→ **Recorded data**
____________________

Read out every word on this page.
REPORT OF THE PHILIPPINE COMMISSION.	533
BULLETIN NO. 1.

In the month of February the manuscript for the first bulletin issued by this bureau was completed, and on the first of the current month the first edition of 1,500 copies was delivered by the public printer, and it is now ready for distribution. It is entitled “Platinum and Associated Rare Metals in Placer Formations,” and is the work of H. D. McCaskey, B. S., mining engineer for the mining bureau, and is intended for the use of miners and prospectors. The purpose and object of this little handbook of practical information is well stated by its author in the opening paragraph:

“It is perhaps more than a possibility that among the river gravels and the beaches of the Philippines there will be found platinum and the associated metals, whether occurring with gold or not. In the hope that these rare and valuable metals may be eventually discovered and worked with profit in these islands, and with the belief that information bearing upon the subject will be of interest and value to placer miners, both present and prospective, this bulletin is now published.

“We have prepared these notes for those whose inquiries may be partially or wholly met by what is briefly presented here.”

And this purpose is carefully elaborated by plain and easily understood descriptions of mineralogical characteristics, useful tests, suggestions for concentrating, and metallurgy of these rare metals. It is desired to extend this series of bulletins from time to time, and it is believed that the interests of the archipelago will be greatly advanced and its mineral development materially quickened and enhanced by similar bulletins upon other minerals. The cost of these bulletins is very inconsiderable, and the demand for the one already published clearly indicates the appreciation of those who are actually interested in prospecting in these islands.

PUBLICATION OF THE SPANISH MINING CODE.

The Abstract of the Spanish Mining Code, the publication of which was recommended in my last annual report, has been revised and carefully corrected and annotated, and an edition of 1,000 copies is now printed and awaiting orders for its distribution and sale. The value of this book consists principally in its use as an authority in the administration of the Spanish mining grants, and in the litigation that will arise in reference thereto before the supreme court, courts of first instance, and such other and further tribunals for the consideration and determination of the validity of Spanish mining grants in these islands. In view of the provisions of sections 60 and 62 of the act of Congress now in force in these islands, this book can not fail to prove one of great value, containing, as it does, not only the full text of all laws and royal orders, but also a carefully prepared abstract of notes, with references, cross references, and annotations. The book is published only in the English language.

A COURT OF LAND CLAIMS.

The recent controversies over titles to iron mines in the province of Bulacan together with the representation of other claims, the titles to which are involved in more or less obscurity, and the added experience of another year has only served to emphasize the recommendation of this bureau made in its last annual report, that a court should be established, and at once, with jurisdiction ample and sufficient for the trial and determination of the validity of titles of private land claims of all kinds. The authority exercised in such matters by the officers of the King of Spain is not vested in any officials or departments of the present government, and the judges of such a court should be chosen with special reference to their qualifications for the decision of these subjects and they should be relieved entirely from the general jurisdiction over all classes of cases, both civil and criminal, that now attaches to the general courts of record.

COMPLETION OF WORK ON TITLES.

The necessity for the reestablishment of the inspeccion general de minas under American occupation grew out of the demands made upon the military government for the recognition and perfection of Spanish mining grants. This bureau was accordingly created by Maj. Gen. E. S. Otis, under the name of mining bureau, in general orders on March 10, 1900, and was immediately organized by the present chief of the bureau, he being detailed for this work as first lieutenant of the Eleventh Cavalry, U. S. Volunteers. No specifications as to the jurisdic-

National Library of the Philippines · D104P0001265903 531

____________________

→ **Challenge**
Take the listing above and set it down exactly.

→ **Task output**
Read out every word on this page.
REPORT OF THE PHILIPPINE COMMISSION.	533
BULLETIN NO. 1.

In the month of February the manuscript for the first bulletin issued by this bureau was completed, and on the first of the current month the first edition of 1,500 copies was delivered by the public printer, and it is now ready for distribution. It is entitled “Platinum and Associated Rare Metals in Placer Formations,” and is the work of H. D. McCaskey, B. S., mining engineer for the mining bureau, and is intended for the use of miners and prospectors. The purpose and object of this little handbook of practical information is well stated by its author in the opening paragraph:

“It is perhaps more than a possibility that among the river gravels and the beaches of the Philippines there will be found platinum and the associated metals, whether occurring with gold or not. In the hope that these rare and valuable metals may be eventually discovered and worked with profit in these islands, and with the belief that information bearing upon the subject will be of interest and value to placer miners, both present and prospective, this bulletin is now published.

“We have prepared these notes for those whose inquiries may be partially or wholly met by what is briefly presented here.”

And this purpose is carefully elaborated by plain and easily understood descriptions of mineralogical characteristics, useful tests, suggestions for concentrating, and metallurgy of these rare metals. It is desired to extend this series of bulletins from time to time, and it is believed that the interests of the archipelago will be greatly advanced and its mineral development materially quickened and enhanced by similar bulletins upon other minerals. The cost of these bulletins is very inconsiderable, and the demand for the one already published clearly indicates the appreciation of those who are actually interested in prospecting in these islands.

PUBLICATION OF THE SPANISH MINING CODE.

The Abstract of the Spanish Mining Code, the publication of which was recommended in my last annual report, has been revised and carefully corrected and annotated, and an edition of 1,000 copies is now printed and awaiting orders for its distribution and sale. The value of this book consists principally in its use as an authority in the administration of the Spanish mining grants, and in the litigation that will arise in reference thereto before the supreme court, courts of first instance, and such other and further tribunals for the consideration and determination of the validity of Spanish mining grants in these islands. In view of the provisions of sections 60 and 62 of the act of Congress now in force in these islands, this book can not fail to prove one of great value, containing, as it does, not only the full text of all laws and royal orders, but also a carefully prepared abstract of notes, with references, cross references, and annotations. The book is published only in the English language.

A COURT OF LAND CLAIMS.

The recent controversies over titles to iron mines in the province of Bulacan together with the representation of other claims, the titles to which are involved in more or less obscurity, and the added experience of another year has only served to emphasize the recommendation of this bureau made in its last annual report, that a court should be established, and at once, with jurisdiction ample and sufficient for the trial and determination of the validity of titles of private land claims of all kinds. The authority exercised in such matters by the officers of the King of Spain is not vested in any officials or departments of the present government, and the judges of such a court should be chosen with special reference to their qualifications for the decision of these subjects and they should be relieved entirely from the general jurisdiction over all classes of cases, both civil and criminal, that now attaches to the general courts of record.

COMPLETION OF WORK ON TITLES.

The necessity for the reestablishment of the inspeccion general de minas under American occupation grew out of the demands made upon the military government for the recognition and perfection of Spanish mining grants. This bureau was accordingly created by Maj. Gen. E. S. Otis, under the name of mining bureau, in general orders on March 10, 1900, and was immediately organized by the present chief of the bureau, he being detailed for this work as first lieutenant of the Eleventh Cavalry, U. S. Volunteers. No specifications as to the jurisdic-

National Library of the Philippines · D104P0001265903 531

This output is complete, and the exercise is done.